*The problem*
Count the lines below that contain the word "title" and give only the number.

*Exercise inputs*

◇ ◇ ◇ ◇ ◇ ◇ ◇

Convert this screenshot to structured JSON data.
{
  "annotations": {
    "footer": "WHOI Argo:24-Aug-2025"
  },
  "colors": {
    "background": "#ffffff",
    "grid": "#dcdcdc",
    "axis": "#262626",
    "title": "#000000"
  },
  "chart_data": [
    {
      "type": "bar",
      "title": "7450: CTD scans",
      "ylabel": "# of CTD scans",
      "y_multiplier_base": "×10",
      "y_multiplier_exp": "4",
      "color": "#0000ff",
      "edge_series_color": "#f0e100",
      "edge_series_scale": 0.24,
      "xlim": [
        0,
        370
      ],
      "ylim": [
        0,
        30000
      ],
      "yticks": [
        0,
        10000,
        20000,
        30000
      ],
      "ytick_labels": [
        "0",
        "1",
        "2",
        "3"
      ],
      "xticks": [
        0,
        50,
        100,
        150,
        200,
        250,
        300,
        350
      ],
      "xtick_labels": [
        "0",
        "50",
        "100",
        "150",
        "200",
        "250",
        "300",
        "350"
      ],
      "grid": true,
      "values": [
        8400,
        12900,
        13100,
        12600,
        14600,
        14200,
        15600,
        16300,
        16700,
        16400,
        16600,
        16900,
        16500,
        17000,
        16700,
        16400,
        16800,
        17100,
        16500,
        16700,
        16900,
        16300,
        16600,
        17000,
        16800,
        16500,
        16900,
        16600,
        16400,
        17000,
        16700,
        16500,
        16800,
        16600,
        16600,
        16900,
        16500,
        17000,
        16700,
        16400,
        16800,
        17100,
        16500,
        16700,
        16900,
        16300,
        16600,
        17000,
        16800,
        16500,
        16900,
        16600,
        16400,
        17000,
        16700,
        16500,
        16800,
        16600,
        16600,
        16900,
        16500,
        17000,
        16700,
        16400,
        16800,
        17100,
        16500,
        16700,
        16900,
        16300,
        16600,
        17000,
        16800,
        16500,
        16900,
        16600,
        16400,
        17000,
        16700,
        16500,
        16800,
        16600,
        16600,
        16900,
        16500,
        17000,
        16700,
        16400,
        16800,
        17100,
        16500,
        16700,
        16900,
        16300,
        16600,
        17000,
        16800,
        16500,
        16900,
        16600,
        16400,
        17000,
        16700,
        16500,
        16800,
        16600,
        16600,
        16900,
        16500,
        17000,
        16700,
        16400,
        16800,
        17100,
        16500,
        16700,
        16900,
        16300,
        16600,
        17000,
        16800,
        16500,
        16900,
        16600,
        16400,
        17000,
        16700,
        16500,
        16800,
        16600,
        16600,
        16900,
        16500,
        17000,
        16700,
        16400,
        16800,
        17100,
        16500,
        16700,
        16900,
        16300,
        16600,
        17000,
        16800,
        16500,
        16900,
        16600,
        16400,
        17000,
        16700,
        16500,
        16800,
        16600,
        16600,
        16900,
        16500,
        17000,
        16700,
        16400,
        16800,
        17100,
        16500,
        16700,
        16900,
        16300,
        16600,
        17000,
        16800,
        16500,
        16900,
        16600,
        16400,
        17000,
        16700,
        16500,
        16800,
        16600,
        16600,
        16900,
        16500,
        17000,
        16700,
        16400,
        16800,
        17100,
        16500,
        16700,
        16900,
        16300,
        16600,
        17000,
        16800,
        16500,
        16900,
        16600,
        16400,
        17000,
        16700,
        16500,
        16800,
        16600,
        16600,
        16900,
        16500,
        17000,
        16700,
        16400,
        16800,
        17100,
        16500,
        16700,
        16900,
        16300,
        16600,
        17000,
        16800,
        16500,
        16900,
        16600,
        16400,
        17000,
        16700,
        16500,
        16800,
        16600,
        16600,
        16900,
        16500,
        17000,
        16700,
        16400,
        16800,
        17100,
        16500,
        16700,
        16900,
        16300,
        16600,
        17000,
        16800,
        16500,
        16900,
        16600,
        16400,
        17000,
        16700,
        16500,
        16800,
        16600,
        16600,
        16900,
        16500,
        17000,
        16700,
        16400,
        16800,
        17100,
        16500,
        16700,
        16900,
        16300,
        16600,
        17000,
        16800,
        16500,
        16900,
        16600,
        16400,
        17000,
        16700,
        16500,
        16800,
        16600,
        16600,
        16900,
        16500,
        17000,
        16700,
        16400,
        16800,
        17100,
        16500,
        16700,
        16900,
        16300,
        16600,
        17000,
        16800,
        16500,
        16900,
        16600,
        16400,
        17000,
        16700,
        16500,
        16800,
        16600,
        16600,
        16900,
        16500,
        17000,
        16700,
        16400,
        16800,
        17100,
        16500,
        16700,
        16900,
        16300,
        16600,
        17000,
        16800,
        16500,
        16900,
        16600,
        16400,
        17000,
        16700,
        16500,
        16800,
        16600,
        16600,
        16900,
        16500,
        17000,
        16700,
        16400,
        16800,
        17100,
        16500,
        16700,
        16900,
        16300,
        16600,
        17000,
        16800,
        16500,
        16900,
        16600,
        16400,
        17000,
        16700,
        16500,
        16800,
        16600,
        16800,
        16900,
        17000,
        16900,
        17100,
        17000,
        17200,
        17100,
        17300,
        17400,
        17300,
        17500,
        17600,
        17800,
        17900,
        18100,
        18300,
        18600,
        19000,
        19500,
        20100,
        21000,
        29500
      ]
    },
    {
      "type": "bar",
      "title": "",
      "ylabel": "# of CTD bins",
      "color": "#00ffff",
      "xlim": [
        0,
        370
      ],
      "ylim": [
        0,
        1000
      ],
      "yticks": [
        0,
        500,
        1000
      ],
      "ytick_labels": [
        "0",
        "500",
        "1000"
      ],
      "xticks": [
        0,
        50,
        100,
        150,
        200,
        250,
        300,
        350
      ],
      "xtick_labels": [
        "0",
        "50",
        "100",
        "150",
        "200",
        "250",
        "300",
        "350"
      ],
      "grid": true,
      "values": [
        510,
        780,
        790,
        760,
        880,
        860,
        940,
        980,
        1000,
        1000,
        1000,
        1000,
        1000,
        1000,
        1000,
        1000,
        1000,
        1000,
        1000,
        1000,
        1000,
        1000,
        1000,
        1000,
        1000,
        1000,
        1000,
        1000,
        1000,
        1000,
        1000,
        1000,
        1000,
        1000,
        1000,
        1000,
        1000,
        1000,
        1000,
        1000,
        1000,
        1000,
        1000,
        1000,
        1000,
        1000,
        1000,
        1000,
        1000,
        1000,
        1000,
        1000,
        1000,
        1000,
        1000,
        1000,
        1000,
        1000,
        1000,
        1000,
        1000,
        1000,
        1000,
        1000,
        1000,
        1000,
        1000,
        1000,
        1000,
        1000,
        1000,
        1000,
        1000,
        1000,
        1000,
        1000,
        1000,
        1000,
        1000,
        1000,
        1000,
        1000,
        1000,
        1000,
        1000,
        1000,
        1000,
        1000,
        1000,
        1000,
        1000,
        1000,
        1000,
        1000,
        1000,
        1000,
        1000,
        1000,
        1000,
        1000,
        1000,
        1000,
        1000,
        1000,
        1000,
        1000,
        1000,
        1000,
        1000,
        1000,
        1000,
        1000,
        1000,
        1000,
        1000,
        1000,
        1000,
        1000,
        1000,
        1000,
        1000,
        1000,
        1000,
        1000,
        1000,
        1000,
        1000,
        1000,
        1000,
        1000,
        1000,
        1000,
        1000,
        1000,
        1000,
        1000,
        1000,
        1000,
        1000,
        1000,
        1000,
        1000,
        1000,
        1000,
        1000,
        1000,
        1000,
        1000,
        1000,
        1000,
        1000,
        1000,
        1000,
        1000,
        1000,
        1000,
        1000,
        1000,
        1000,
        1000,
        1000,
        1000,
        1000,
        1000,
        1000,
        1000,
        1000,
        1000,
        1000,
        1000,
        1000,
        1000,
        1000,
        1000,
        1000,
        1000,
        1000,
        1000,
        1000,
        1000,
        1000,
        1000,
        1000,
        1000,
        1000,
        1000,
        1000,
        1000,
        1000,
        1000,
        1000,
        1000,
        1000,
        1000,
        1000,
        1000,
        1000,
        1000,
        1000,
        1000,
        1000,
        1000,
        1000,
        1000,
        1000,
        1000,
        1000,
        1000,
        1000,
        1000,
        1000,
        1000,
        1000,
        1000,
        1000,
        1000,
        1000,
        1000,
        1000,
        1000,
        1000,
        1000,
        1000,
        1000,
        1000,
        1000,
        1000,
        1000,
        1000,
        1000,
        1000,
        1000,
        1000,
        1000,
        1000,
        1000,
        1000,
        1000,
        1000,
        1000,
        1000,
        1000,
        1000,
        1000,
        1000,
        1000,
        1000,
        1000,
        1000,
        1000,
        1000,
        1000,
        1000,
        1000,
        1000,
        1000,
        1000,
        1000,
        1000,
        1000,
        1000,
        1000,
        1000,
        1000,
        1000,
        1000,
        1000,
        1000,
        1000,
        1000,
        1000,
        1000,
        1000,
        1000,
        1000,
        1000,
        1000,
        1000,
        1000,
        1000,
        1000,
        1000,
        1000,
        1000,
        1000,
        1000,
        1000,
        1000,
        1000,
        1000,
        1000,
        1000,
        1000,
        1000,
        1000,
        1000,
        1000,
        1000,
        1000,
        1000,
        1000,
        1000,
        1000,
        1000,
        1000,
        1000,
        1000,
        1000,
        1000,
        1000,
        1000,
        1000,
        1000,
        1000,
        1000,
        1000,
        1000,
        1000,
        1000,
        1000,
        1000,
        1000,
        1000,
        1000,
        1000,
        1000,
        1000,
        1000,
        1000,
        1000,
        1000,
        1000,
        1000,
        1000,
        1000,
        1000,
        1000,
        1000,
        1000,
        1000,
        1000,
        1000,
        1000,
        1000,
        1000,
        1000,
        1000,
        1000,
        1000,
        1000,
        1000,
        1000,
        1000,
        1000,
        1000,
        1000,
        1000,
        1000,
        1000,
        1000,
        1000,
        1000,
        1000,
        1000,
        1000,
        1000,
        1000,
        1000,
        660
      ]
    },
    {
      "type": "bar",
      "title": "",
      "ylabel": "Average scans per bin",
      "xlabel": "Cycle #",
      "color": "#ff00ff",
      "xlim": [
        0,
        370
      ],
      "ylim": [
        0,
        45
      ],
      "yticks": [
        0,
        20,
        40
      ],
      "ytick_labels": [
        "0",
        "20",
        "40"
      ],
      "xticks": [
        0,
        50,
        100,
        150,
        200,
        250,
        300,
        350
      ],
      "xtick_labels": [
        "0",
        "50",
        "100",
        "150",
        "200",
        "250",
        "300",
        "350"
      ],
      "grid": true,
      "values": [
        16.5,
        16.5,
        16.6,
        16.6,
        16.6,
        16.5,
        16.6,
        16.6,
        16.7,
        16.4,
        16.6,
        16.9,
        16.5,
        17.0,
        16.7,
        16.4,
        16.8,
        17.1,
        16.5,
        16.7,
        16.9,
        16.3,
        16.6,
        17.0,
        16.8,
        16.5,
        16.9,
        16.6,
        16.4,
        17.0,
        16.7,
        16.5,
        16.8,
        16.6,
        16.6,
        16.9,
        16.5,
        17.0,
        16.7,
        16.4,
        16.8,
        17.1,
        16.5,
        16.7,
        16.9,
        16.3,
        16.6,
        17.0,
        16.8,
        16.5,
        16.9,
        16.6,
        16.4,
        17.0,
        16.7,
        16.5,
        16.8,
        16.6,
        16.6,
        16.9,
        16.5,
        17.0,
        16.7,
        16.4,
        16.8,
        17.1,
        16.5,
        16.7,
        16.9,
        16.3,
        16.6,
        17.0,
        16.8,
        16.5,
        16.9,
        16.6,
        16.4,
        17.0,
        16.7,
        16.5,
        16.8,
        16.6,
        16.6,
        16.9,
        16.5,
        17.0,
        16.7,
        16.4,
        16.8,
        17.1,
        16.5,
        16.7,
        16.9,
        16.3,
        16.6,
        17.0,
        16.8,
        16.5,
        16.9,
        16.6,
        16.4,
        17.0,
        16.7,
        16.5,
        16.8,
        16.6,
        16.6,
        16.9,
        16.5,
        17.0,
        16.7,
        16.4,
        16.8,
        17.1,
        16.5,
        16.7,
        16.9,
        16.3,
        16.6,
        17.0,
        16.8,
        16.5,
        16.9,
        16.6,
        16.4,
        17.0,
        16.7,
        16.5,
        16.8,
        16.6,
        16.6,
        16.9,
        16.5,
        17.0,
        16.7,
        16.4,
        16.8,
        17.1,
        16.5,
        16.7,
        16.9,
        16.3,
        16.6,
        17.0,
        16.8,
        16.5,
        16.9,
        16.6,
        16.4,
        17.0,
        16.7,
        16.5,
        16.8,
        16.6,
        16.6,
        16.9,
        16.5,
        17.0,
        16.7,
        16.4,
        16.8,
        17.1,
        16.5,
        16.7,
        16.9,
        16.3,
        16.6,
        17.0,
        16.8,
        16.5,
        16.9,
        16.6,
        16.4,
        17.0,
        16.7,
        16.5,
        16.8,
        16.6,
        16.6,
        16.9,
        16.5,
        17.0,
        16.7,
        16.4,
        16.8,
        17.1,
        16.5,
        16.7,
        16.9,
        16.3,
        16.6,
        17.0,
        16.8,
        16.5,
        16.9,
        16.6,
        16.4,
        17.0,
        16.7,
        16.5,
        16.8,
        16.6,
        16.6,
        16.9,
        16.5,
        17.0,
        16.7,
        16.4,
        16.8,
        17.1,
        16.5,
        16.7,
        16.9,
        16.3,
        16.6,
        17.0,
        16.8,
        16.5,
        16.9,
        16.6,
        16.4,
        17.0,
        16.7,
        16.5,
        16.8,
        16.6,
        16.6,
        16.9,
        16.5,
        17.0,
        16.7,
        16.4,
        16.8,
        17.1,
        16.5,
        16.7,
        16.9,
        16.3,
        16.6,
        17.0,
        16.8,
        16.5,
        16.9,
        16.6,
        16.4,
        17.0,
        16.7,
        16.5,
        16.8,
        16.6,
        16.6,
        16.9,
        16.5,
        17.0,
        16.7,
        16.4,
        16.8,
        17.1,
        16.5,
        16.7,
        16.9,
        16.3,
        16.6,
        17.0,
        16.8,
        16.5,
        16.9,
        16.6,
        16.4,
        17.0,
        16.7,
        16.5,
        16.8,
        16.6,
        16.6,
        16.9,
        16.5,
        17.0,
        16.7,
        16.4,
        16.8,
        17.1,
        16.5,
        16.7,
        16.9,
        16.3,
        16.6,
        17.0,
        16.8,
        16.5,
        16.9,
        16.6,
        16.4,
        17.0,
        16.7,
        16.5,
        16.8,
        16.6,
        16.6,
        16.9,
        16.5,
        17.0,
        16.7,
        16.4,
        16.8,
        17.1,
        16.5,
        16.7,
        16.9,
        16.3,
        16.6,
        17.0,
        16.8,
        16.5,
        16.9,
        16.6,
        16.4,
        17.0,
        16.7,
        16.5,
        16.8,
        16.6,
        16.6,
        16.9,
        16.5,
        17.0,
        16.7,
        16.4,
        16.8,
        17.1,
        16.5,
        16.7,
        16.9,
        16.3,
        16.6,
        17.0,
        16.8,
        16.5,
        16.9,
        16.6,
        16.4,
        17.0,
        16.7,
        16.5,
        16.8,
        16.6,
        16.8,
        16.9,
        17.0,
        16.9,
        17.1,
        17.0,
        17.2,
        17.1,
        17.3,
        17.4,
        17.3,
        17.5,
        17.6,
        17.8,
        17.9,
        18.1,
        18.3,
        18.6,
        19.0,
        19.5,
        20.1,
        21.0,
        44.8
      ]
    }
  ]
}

◇ ◇ ◇ ◇ ◇ ◇ ◇

*Solution for this task*
4